* **EXERCISE TASK**
Check each line of the listing below for the string "this", and give only how many lines hold it.
** Begin **
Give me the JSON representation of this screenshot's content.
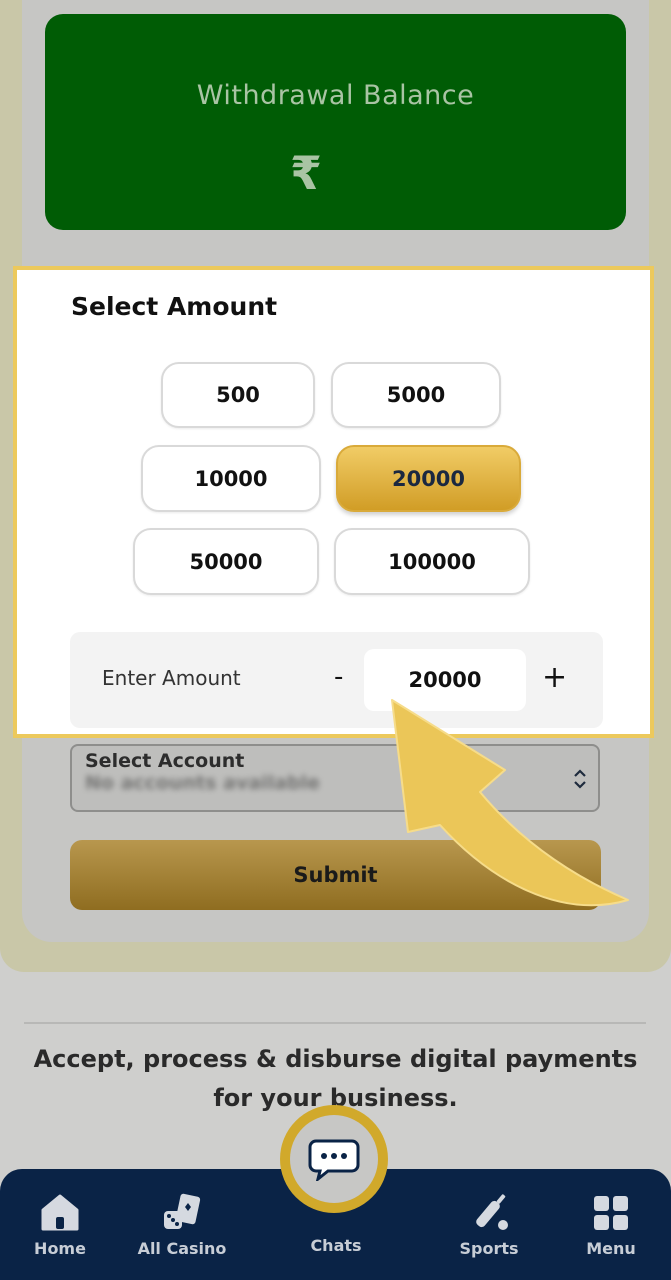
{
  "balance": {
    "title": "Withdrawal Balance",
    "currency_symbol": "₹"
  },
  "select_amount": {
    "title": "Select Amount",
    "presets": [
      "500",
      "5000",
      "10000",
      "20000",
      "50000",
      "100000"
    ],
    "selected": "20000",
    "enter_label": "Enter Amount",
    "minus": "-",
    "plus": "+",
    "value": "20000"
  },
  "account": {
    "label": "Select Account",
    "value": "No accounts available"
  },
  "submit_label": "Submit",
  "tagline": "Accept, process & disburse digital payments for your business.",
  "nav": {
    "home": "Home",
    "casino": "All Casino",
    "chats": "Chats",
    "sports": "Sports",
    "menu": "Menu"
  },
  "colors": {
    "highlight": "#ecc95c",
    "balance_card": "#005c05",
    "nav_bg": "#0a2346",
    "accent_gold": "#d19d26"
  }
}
** End **
** Begin **
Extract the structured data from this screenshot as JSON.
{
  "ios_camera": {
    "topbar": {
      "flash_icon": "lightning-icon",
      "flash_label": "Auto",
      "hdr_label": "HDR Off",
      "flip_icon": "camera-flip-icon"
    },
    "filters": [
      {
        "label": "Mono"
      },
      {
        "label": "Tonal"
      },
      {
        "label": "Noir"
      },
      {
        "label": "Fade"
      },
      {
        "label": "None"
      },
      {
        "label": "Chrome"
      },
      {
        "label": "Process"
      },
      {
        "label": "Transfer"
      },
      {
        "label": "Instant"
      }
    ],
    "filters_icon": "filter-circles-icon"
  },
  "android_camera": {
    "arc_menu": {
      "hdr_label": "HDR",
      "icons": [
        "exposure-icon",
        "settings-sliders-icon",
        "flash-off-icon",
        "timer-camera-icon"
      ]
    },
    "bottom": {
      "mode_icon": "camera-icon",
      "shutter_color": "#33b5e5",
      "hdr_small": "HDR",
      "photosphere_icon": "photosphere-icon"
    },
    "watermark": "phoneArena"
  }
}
** End **
* **ANSWER IN FULL**
2